WHAT NEEDS TO BE DONE
Will you print the material below without altering a single character?

-- Begin --

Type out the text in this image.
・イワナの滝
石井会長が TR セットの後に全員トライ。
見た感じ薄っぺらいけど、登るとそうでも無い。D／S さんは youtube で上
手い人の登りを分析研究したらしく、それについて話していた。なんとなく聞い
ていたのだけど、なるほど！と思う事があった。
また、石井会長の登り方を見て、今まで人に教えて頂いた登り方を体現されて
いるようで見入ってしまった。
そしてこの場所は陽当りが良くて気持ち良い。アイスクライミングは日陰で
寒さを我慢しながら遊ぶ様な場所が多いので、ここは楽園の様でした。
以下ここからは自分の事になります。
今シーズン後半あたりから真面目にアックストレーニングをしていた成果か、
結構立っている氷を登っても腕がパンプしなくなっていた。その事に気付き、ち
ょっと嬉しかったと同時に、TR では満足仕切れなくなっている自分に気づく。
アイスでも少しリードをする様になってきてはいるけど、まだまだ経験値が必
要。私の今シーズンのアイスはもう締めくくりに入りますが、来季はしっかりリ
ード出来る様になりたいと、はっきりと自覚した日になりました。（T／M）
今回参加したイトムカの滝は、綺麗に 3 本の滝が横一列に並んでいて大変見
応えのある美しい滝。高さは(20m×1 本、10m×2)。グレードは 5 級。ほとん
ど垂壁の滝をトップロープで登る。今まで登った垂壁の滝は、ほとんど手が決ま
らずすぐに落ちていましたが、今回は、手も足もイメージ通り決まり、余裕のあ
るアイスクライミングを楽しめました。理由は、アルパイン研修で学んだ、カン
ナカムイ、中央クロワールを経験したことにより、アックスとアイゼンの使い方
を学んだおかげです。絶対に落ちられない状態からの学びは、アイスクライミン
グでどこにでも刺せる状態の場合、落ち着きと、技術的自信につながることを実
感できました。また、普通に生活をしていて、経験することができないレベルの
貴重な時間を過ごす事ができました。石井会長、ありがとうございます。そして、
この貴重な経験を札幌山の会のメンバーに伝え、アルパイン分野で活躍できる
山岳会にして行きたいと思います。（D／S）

-- End --

EXERCISE RESPONSE
Type out the text in this image.
・イワナの滝
石井会長が TR セットの後に全員トライ。
見た感じ薄っぺらいけど、登るとそうでも無い。D／S さんは youtube で上
手い人の登りを分析研究したらしく、それについて話していた。なんとなく聞い
ていたのだけど、なるほど！と思う事があった。
また、石井会長の登り方を見て、今まで人に教えて頂いた登り方を体現されて
いるようで見入ってしまった。
そしてこの場所は陽当りが良くて気持ち良い。アイスクライミングは日陰で
寒さを我慢しながら遊ぶ様な場所が多いので、ここは楽園の様でした。
以下ここからは自分の事になります。
今シーズン後半あたりから真面目にアックストレーニングをしていた成果か、
結構立っている氷を登っても腕がパンプしなくなっていた。その事に気付き、ち
ょっと嬉しかったと同時に、TR では満足仕切れなくなっている自分に気づく。
アイスでも少しリードをする様になってきてはいるけど、まだまだ経験値が必
要。私の今シーズンのアイスはもう締めくくりに入りますが、来季はしっかりリ
ード出来る様になりたいと、はっきりと自覚した日になりました。（T／M）
今回参加したイトムカの滝は、綺麗に 3 本の滝が横一列に並んでいて大変見
応えのある美しい滝。高さは(20m×1 本、10m×2)。グレードは 5 級。ほとん
ど垂壁の滝をトップロープで登る。今まで登った垂壁の滝は、ほとんど手が決ま
らずすぐに落ちていましたが、今回は、手も足もイメージ通り決まり、余裕のあ
るアイスクライミングを楽しめました。理由は、アルパイン研修で学んだ、カン
ナカムイ、中央クロワールを経験したことにより、アックスとアイゼンの使い方
を学んだおかげです。絶対に落ちられない状態からの学びは、アイスクライミン
グでどこにでも刺せる状態の場合、落ち着きと、技術的自信につながることを実
感できました。また、普通に生活をしていて、経験することができないレベルの
貴重な時間を過ごす事ができました。石井会長、ありがとうございます。そして、
この貴重な経験を札幌山の会のメンバーに伝え、アルパイン分野で活躍できる
山岳会にして行きたいと思います。（D／S）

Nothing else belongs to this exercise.